▸ **Written problem**:
Repeat all the material exactly; pictures stay out of your copy.
○ ○ ○ ○ ○
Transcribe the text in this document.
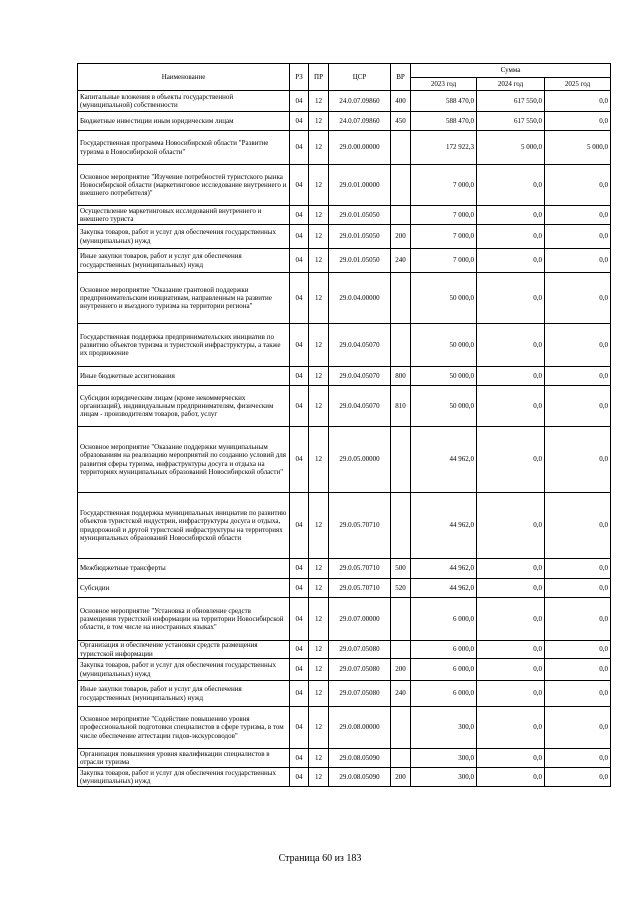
Наименование	РЗ	ПР	ЦСР	ВР	Сумма		
					2023 год	2024 год	2025 год
Капитальные вложения в объекты государственной (муниципальной) собственности	04	12	24.0.07.09860	400	588 470,0	617 550,0	0,0
Бюджетные инвестиции иным юридическим лицам	04	12	24.0.07.09860	450	588 470,0	617 550,0	0,0
Государственная программа Новосибирской области "Развитие туризма в Новосибирской области"	04	12	29.0.00.00000		172 922,3	5 000,0	5 000,0
Основное мероприятие "Изучение потребностей туристского рынка Новосибирской области (маркетинговое исследование внутреннего и внешнего потребителя)"	04	12	29.0.01.00000		7 000,0	0,0	0,0
Осуществление маркетинговых исследований внутреннего и внешнего туриста	04	12	29.0.01.05050		7 000,0	0,0	0,0
Закупка товаров, работ и услуг для обеспечения государственных (муниципальных) нужд	04	12	29.0.01.05050	200	7 000,0	0,0	0,0
Иные закупки товаров, работ и услуг для обеспечения государственных (муниципальных) нужд	04	12	29.0.01.05050	240	7 000,0	0,0	0,0
Основное мероприятие "Оказание грантовой поддержки предпринимательским инициативам, направленным на развитие внутреннего и въездного туризма на территории региона"	04	12	29.0.04.00000		50 000,0	0,0	0,0
Государственная поддержка предпринимательских инициатив по развитию объектов туризма и туристской инфраструктуры, а также их продвижение	04	12	29.0.04.05070		50 000,0	0,0	0,0
Иные бюджетные ассигнования	04	12	29.0.04.05070	800	50 000,0	0,0	0,0
Субсидии юридическим лицам (кроме некоммерческих организаций), индивидуальным предпринимателям, физическим лицам - производителям товаров, работ, услуг	04	12	29.0.04.05070	810	50 000,0	0,0	0,0
Основное мероприятие "Оказание поддержки муниципальным образованиям на реализацию мероприятий по созданию условий для развития сферы туризма, инфраструктуры досуга и отдыха на территориях муниципальных образований Новосибирской области"	04	12	29.0.05.00000		44 962,0	0,0	0,0
Государственная поддержка муниципальных инициатив по развитию объектов туристской индустрии, инфраструктуры досуга и отдыха, придорожной и другой туристской инфраструктуры на территориях муниципальных образований Новосибирской области	04	12	29.0.05.70710		44 962,0	0,0	0,0
Межбюджетные трансферты	04	12	29.0.05.70710	500	44 962,0	0,0	0,0
Субсидии	04	12	29.0.05.70710	520	44 962,0	0,0	0,0
Основное мероприятие "Установка и обновление средств размещения туристской информации на территории Новосибирской области, в том числе на иностранных языках"	04	12	29.0.07.00000		6 000,0	0,0	0,0
Организация и обеспечение установки средств размещения туристской информации	04	12	29.0.07.05080		6 000,0	0,0	0,0
Закупка товаров, работ и услуг для обеспечения государственных (муниципальных) нужд	04	12	29.0.07.05080	200	6 000,0	0,0	0,0
Иные закупки товаров, работ и услуг для обеспечения государственных (муниципальных) нужд	04	12	29.0.07.05080	240	6 000,0	0,0	0,0
Основное мероприятие "Содействие повышению уровня профессиональной подготовки специалистов в сфере туризма, в том числе обеспечение аттестации гидов-экскурсоводов"	04	12	29.0.08.00000		300,0	0,0	0,0
Организация повышения уровня квалификации специалистов в отрасли туризма	04	12	29.0.08.05090		300,0	0,0	0,0
Закупка товаров, работ и услуг для обеспечения государственных (муниципальных) нужд	04	12	29.0.08.05090	200	300,0	0,0	0,0
Страница 60 из 183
○ ○ ○ ○ ○
▸ **Written answer**:
Transcribe the text in this document.
Наименование	РЗ	ПР	ЦСР	ВР	Сумма		
					2023 год	2024 год	2025 год
Капитальные вложения в объекты государственной (муниципальной) собственности	04	12	24.0.07.09860	400	588 470,0	617 550,0	0,0
Бюджетные инвестиции иным юридическим лицам	04	12	24.0.07.09860	450	588 470,0	617 550,0	0,0
Государственная программа Новосибирской области "Развитие туризма в Новосибирской области"	04	12	29.0.00.00000		172 922,3	5 000,0	5 000,0
Основное мероприятие "Изучение потребностей туристского рынка Новосибирской области (маркетинговое исследование внутреннего и внешнего потребителя)"	04	12	29.0.01.00000		7 000,0	0,0	0,0
Осуществление маркетинговых исследований внутреннего и внешнего туриста	04	12	29.0.01.05050		7 000,0	0,0	0,0
Закупка товаров, работ и услуг для обеспечения государственных (муниципальных) нужд	04	12	29.0.01.05050	200	7 000,0	0,0	0,0
Иные закупки товаров, работ и услуг для обеспечения государственных (муниципальных) нужд	04	12	29.0.01.05050	240	7 000,0	0,0	0,0
Основное мероприятие "Оказание грантовой поддержки предпринимательским инициативам, направленным на развитие внутреннего и въездного туризма на территории региона"	04	12	29.0.04.00000		50 000,0	0,0	0,0
Государственная поддержка предпринимательских инициатив по развитию объектов туризма и туристской инфраструктуры, а также их продвижение	04	12	29.0.04.05070		50 000,0	0,0	0,0
Иные бюджетные ассигнования	04	12	29.0.04.05070	800	50 000,0	0,0	0,0
Субсидии юридическим лицам (кроме некоммерческих организаций), индивидуальным предпринимателям, физическим лицам - производителям товаров, работ, услуг	04	12	29.0.04.05070	810	50 000,0	0,0	0,0
Основное мероприятие "Оказание поддержки муниципальным образованиям на реализацию мероприятий по созданию условий для развития сферы туризма, инфраструктуры досуга и отдыха на территориях муниципальных образований Новосибирской области"	04	12	29.0.05.00000		44 962,0	0,0	0,0
Государственная поддержка муниципальных инициатив по развитию объектов туристской индустрии, инфраструктуры досуга и отдыха, придорожной и другой туристской инфраструктуры на территориях муниципальных образований Новосибирской области	04	12	29.0.05.70710		44 962,0	0,0	0,0
Межбюджетные трансферты	04	12	29.0.05.70710	500	44 962,0	0,0	0,0
Субсидии	04	12	29.0.05.70710	520	44 962,0	0,0	0,0
Основное мероприятие "Установка и обновление средств размещения туристской информации на территории Новосибирской области, в том числе на иностранных языках"	04	12	29.0.07.00000		6 000,0	0,0	0,0
Организация и обеспечение установки средств размещения туристской информации	04	12	29.0.07.05080		6 000,0	0,0	0,0
Закупка товаров, работ и услуг для обеспечения государственных (муниципальных) нужд	04	12	29.0.07.05080	200	6 000,0	0,0	0,0
Иные закупки товаров, работ и услуг для обеспечения государственных (муниципальных) нужд	04	12	29.0.07.05080	240	6 000,0	0,0	0,0
Основное мероприятие "Содействие повышению уровня профессиональной подготовки специалистов в сфере туризма, в том числе обеспечение аттестации гидов-экскурсоводов"	04	12	29.0.08.00000		300,0	0,0	0,0
Организация повышения уровня квалификации специалистов в отрасли туризма	04	12	29.0.08.05090		300,0	0,0	0,0
Закупка товаров, работ и услуг для обеспечения государственных (муниципальных) нужд	04	12	29.0.08.05090	200	300,0	0,0	0,0
Страница 60 из 183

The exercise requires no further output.